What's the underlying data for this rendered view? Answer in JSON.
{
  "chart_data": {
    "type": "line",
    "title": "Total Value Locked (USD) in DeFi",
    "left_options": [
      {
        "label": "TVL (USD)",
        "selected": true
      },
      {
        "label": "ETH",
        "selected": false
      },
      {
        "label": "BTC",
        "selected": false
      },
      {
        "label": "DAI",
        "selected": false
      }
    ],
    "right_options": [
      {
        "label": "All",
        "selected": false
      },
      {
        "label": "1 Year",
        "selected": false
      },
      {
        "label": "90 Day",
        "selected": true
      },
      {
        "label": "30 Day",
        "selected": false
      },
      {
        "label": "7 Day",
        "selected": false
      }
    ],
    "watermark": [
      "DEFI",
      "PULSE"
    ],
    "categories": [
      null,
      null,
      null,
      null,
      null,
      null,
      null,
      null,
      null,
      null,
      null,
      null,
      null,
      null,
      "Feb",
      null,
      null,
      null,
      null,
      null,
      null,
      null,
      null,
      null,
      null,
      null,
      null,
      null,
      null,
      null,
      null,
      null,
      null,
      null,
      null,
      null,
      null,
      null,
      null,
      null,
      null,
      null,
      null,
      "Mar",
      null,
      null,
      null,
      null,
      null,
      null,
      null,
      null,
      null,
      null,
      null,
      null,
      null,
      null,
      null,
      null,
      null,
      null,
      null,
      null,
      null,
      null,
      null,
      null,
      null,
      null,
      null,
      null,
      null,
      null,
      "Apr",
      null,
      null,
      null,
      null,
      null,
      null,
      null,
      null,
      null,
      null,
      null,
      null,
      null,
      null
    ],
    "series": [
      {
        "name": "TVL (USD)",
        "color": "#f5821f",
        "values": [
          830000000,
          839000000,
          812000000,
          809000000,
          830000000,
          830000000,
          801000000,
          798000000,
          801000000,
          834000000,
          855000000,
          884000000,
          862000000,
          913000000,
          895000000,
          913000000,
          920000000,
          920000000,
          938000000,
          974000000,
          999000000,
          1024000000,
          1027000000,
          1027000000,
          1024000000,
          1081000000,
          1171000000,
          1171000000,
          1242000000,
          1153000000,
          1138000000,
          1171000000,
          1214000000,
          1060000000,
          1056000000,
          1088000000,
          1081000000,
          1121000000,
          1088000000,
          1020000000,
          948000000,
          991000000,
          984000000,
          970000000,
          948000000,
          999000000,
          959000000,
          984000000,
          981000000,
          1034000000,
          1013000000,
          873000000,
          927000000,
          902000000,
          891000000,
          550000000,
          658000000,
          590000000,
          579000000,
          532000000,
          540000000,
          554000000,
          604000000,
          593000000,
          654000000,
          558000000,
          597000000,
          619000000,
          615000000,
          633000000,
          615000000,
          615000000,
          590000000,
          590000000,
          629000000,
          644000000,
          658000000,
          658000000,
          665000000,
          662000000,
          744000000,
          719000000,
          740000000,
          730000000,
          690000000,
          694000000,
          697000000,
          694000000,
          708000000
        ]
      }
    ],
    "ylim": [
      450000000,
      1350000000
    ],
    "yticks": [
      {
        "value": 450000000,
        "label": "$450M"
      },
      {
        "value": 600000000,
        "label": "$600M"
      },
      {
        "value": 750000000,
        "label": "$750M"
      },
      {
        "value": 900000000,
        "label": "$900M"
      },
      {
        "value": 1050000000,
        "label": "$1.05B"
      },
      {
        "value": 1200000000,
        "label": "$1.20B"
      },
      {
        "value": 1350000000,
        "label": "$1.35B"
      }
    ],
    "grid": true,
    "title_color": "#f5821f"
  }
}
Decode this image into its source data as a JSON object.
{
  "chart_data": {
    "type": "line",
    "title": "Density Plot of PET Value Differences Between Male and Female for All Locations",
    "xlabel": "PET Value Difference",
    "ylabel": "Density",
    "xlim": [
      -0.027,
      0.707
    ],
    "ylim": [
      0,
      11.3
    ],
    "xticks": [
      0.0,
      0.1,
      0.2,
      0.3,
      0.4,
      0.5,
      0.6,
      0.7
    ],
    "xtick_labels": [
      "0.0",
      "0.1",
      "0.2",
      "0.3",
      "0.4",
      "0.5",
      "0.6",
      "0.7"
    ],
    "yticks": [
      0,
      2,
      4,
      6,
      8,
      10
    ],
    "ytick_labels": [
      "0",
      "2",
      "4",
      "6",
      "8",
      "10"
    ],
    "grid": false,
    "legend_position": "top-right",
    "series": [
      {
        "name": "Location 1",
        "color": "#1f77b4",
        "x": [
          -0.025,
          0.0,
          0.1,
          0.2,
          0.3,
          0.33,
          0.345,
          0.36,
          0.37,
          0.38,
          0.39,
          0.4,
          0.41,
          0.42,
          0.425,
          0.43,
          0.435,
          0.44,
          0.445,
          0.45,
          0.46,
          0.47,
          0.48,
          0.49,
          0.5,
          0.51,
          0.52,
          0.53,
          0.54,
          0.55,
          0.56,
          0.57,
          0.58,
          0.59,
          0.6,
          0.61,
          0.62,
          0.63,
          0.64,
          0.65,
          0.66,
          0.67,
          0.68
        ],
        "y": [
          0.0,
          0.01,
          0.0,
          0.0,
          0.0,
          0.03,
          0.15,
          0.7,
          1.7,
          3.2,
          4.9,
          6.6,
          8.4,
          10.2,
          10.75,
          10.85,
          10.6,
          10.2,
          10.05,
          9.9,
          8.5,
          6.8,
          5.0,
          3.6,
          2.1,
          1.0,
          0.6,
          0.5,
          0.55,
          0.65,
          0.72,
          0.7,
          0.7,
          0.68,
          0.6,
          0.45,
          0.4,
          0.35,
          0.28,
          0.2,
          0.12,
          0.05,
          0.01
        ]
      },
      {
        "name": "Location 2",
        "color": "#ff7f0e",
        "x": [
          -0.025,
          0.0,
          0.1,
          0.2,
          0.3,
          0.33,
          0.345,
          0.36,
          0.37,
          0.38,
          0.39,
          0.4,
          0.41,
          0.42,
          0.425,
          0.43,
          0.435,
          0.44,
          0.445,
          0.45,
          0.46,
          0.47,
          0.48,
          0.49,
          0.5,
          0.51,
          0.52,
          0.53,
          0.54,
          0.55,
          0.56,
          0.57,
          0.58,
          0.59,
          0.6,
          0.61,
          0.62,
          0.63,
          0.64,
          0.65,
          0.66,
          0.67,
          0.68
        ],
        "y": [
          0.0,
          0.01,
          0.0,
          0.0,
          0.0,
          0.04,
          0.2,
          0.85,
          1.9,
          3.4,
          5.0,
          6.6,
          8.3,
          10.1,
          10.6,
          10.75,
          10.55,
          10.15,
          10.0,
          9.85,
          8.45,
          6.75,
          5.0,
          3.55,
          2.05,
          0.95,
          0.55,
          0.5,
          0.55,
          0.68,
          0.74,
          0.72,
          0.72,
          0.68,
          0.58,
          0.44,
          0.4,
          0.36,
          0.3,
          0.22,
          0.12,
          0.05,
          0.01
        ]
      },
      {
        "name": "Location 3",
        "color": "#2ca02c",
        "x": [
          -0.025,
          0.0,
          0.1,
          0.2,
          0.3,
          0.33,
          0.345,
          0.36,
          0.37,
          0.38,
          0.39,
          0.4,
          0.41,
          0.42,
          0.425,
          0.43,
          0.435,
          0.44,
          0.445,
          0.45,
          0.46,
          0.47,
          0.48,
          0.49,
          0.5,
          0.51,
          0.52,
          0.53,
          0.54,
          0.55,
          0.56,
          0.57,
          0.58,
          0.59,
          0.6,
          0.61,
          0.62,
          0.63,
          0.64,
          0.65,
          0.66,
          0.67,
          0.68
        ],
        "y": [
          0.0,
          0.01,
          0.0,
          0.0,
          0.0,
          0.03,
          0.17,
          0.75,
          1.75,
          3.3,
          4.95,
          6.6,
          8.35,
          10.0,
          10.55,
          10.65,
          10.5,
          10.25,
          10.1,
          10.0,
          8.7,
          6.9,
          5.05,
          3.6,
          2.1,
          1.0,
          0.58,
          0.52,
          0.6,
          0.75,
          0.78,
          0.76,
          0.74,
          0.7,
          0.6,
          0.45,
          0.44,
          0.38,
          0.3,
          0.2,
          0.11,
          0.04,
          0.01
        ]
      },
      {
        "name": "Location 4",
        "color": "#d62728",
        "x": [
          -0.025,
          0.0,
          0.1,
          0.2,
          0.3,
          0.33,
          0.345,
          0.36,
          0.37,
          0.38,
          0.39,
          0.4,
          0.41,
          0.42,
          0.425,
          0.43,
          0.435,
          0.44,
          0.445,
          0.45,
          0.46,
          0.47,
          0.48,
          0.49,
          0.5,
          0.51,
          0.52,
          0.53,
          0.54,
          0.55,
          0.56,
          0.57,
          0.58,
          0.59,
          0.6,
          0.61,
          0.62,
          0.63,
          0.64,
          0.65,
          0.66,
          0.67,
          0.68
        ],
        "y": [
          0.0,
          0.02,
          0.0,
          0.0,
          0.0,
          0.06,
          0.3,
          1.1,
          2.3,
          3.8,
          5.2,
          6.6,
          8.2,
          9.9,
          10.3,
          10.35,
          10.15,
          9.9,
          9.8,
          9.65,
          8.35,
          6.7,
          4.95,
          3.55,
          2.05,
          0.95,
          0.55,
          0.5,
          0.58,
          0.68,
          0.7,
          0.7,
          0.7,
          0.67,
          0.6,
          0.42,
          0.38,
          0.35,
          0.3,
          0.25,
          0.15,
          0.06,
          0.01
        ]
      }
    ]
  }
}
- - -
**Aim of the exercise**
Give the number of lines in the records that contain the string "Density", with no other output.

**Solution for this problem**
2